Copy every line of the listing exactly.

══ RECORDS PROVIDED

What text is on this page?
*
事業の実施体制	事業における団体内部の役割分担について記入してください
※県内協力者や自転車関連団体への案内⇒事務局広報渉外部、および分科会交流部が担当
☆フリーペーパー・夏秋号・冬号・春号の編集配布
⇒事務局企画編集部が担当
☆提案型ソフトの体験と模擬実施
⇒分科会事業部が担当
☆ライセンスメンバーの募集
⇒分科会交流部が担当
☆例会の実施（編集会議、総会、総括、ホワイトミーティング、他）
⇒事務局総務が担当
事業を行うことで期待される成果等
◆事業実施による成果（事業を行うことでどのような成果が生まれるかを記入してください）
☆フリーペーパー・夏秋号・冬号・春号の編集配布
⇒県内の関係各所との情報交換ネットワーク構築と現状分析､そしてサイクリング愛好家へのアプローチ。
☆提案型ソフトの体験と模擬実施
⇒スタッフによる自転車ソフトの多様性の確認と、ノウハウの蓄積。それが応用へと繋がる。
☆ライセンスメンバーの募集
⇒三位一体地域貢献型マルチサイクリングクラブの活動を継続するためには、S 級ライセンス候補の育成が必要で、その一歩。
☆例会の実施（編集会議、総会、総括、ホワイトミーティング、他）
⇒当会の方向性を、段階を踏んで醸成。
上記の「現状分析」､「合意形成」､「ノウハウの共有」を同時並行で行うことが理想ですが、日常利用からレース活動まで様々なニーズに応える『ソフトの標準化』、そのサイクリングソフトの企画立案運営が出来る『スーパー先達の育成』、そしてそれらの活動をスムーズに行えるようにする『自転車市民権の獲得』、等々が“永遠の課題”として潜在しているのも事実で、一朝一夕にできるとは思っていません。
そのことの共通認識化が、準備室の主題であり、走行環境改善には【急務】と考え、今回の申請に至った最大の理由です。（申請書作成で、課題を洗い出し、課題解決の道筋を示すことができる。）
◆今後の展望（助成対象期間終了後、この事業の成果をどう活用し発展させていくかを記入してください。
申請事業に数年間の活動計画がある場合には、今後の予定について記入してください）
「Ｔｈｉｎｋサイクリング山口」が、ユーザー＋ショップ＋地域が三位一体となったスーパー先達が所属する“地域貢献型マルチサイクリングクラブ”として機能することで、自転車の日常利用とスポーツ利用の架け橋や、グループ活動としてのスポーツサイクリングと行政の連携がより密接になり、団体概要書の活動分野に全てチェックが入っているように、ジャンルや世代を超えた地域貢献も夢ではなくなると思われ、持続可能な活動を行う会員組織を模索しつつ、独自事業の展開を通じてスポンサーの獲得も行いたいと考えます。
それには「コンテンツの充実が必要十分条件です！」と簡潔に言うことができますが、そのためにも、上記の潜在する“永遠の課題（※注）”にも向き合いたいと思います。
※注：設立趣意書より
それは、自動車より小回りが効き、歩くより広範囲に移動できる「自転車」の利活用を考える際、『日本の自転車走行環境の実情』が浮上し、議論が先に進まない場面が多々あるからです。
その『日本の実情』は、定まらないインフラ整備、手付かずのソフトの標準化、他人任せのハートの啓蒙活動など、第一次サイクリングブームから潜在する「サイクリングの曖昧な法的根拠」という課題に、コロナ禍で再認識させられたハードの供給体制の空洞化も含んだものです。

════

» SOLUTION TO THIS TASK:
What text is on this page?
*
事業の実施体制	事業における団体内部の役割分担について記入してください
※県内協力者や自転車関連団体への案内⇒事務局広報渉外部、および分科会交流部が担当
☆フリーペーパー・夏秋号・冬号・春号の編集配布
⇒事務局企画編集部が担当
☆提案型ソフトの体験と模擬実施
⇒分科会事業部が担当
☆ライセンスメンバーの募集
⇒分科会交流部が担当
☆例会の実施（編集会議、総会、総括、ホワイトミーティング、他）
⇒事務局総務が担当
事業を行うことで期待される成果等
◆事業実施による成果（事業を行うことでどのような成果が生まれるかを記入してください）
☆フリーペーパー・夏秋号・冬号・春号の編集配布
⇒県内の関係各所との情報交換ネットワーク構築と現状分析､そしてサイクリング愛好家へのアプローチ。
☆提案型ソフトの体験と模擬実施
⇒スタッフによる自転車ソフトの多様性の確認と、ノウハウの蓄積。それが応用へと繋がる。
☆ライセンスメンバーの募集
⇒三位一体地域貢献型マルチサイクリングクラブの活動を継続するためには、S 級ライセンス候補の育成が必要で、その一歩。
☆例会の実施（編集会議、総会、総括、ホワイトミーティング、他）
⇒当会の方向性を、段階を踏んで醸成。
上記の「現状分析」､「合意形成」､「ノウハウの共有」を同時並行で行うことが理想ですが、日常利用からレース活動まで様々なニーズに応える『ソフトの標準化』、そのサイクリングソフトの企画立案運営が出来る『スーパー先達の育成』、そしてそれらの活動をスムーズに行えるようにする『自転車市民権の獲得』、等々が“永遠の課題”として潜在しているのも事実で、一朝一夕にできるとは思っていません。
そのことの共通認識化が、準備室の主題であり、走行環境改善には【急務】と考え、今回の申請に至った最大の理由です。（申請書作成で、課題を洗い出し、課題解決の道筋を示すことができる。）
◆今後の展望（助成対象期間終了後、この事業の成果をどう活用し発展させていくかを記入してください。
申請事業に数年間の活動計画がある場合には、今後の予定について記入してください）
「Ｔｈｉｎｋサイクリング山口」が、ユーザー＋ショップ＋地域が三位一体となったスーパー先達が所属する“地域貢献型マルチサイクリングクラブ”として機能することで、自転車の日常利用とスポーツ利用の架け橋や、グループ活動としてのスポーツサイクリングと行政の連携がより密接になり、団体概要書の活動分野に全てチェックが入っているように、ジャンルや世代を超えた地域貢献も夢ではなくなると思われ、持続可能な活動を行う会員組織を模索しつつ、独自事業の展開を通じてスポンサーの獲得も行いたいと考えます。
それには「コンテンツの充実が必要十分条件です！」と簡潔に言うことができますが、そのためにも、上記の潜在する“永遠の課題（※注）”にも向き合いたいと思います。
※注：設立趣意書より
それは、自動車より小回りが効き、歩くより広範囲に移動できる「自転車」の利活用を考える際、『日本の自転車走行環境の実情』が浮上し、議論が先に進まない場面が多々あるからです。
その『日本の実情』は、定まらないインフラ整備、手付かずのソフトの標準化、他人任せのハートの啓蒙活動など、第一次サイクリングブームから潜在する「サイクリングの曖昧な法的根拠」という課題に、コロナ禍で再認識させられたハードの供給体制の空洞化も含んだものです。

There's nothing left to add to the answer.